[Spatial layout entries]
——————————
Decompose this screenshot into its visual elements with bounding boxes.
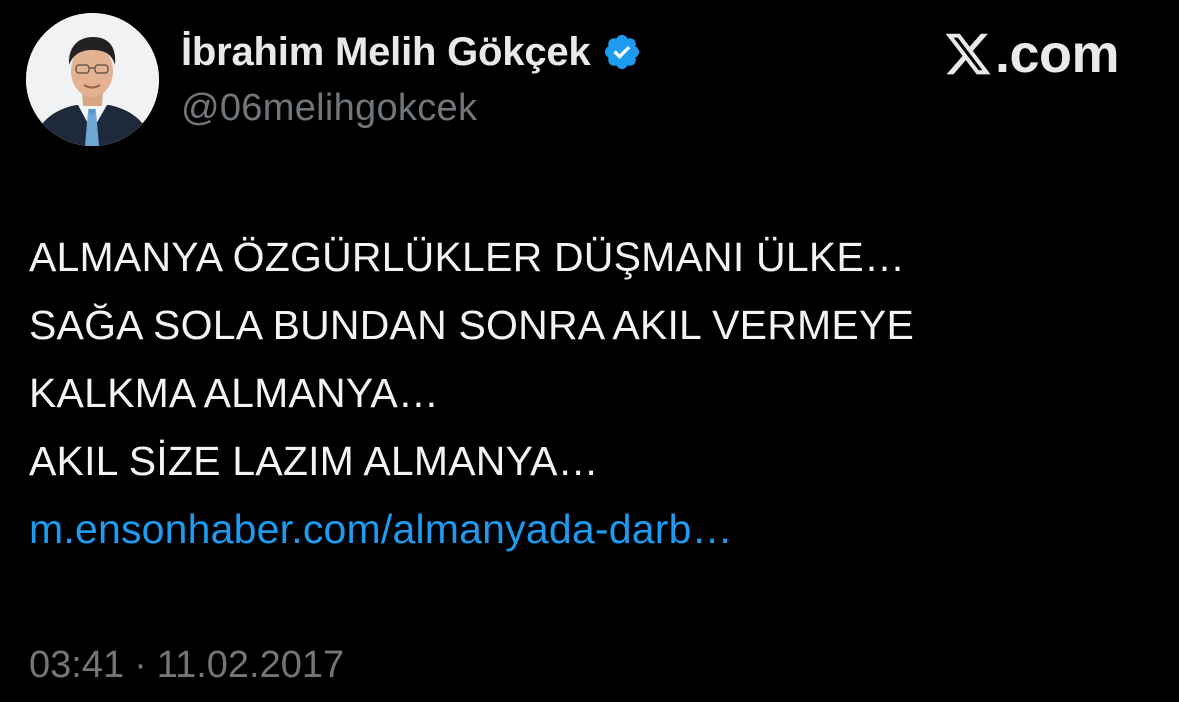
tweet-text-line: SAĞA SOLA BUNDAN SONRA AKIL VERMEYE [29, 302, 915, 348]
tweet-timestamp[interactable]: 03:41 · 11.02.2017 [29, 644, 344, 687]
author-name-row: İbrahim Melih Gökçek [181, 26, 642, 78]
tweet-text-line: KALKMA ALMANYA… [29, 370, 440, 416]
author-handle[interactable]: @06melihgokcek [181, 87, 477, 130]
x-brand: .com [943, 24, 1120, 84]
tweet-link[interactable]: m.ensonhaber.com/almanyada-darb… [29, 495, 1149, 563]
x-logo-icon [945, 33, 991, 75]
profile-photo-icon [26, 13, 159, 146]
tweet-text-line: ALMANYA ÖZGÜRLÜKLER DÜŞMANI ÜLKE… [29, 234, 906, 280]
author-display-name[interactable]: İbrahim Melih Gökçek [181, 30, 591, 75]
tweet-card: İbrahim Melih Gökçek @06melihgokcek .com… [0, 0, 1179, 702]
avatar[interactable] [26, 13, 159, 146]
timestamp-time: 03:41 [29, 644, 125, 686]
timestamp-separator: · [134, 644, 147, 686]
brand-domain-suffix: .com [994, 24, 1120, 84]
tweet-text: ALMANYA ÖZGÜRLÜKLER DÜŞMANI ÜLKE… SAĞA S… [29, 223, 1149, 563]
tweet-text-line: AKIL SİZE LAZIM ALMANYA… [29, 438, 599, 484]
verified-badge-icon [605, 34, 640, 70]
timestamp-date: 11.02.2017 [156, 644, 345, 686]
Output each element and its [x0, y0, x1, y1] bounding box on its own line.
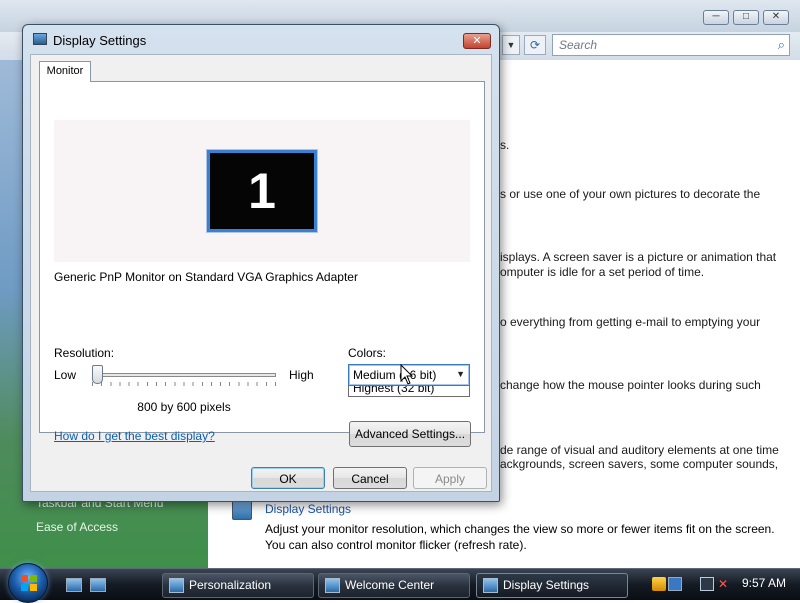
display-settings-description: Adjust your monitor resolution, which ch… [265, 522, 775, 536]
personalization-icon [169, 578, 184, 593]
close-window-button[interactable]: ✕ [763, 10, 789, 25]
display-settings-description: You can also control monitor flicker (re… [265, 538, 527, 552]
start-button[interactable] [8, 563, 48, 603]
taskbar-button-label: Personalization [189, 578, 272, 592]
——————————
- [WHAT NEEDS TO BE DONE]
Print every line of the listing above word for word, but omit the pictures.

- [WORKED SOLUTION]
Decompose this screenshot into its visual elements with bounding boxes.
tweet-text-line: SAĞA SOLA BUNDAN SONRA AKIL VERMEYE [29, 302, 915, 348]
tweet-timestamp[interactable]: 03:41 · 11.02.2017 [29, 644, 344, 687]
author-name-row: İbrahim Melih Gökçek [181, 26, 642, 78]
tweet-text-line: KALKMA ALMANYA… [29, 370, 440, 416]
author-handle[interactable]: @06melihgokcek [181, 87, 477, 130]
x-brand: .com [943, 24, 1120, 84]
tweet-link[interactable]: m.ensonhaber.com/almanyada-darb… [29, 495, 1149, 563]
x-logo-icon [945, 33, 991, 75]
profile-photo-icon [26, 13, 159, 146]
tweet-text-line: ALMANYA ÖZGÜRLÜKLER DÜŞMANI ÜLKE… [29, 234, 906, 280]
author-display-name[interactable]: İbrahim Melih Gökçek [181, 30, 591, 75]
tweet-card: İbrahim Melih Gökçek @06melihgokcek .com… [0, 0, 1179, 702]
avatar[interactable] [26, 13, 159, 146]
timestamp-time: 03:41 [29, 644, 125, 686]
timestamp-separator: · [134, 644, 147, 686]
brand-domain-suffix: .com [994, 24, 1120, 84]
tweet-text: ALMANYA ÖZGÜRLÜKLER DÜŞMANI ÜLKE… SAĞA S… [29, 223, 1149, 563]
tweet-text-line: AKIL SİZE LAZIM ALMANYA… [29, 438, 599, 484]
verified-badge-icon [605, 34, 640, 70]
timestamp-date: 11.02.2017 [156, 644, 345, 686]
Output each element and its [x0, y0, x1, y1] bounding box on its own line.
display-settings-description: Adjust your monitor resolution, which ch… [265, 522, 775, 536]
personalization-icon [169, 578, 184, 593]
close-window-button[interactable]: ✕ [763, 10, 789, 25]
display-settings-description: You can also control monitor flicker (re… [265, 538, 527, 552]
start-button[interactable] [8, 563, 48, 603]
taskbar-button-label: Personalization [189, 578, 272, 592]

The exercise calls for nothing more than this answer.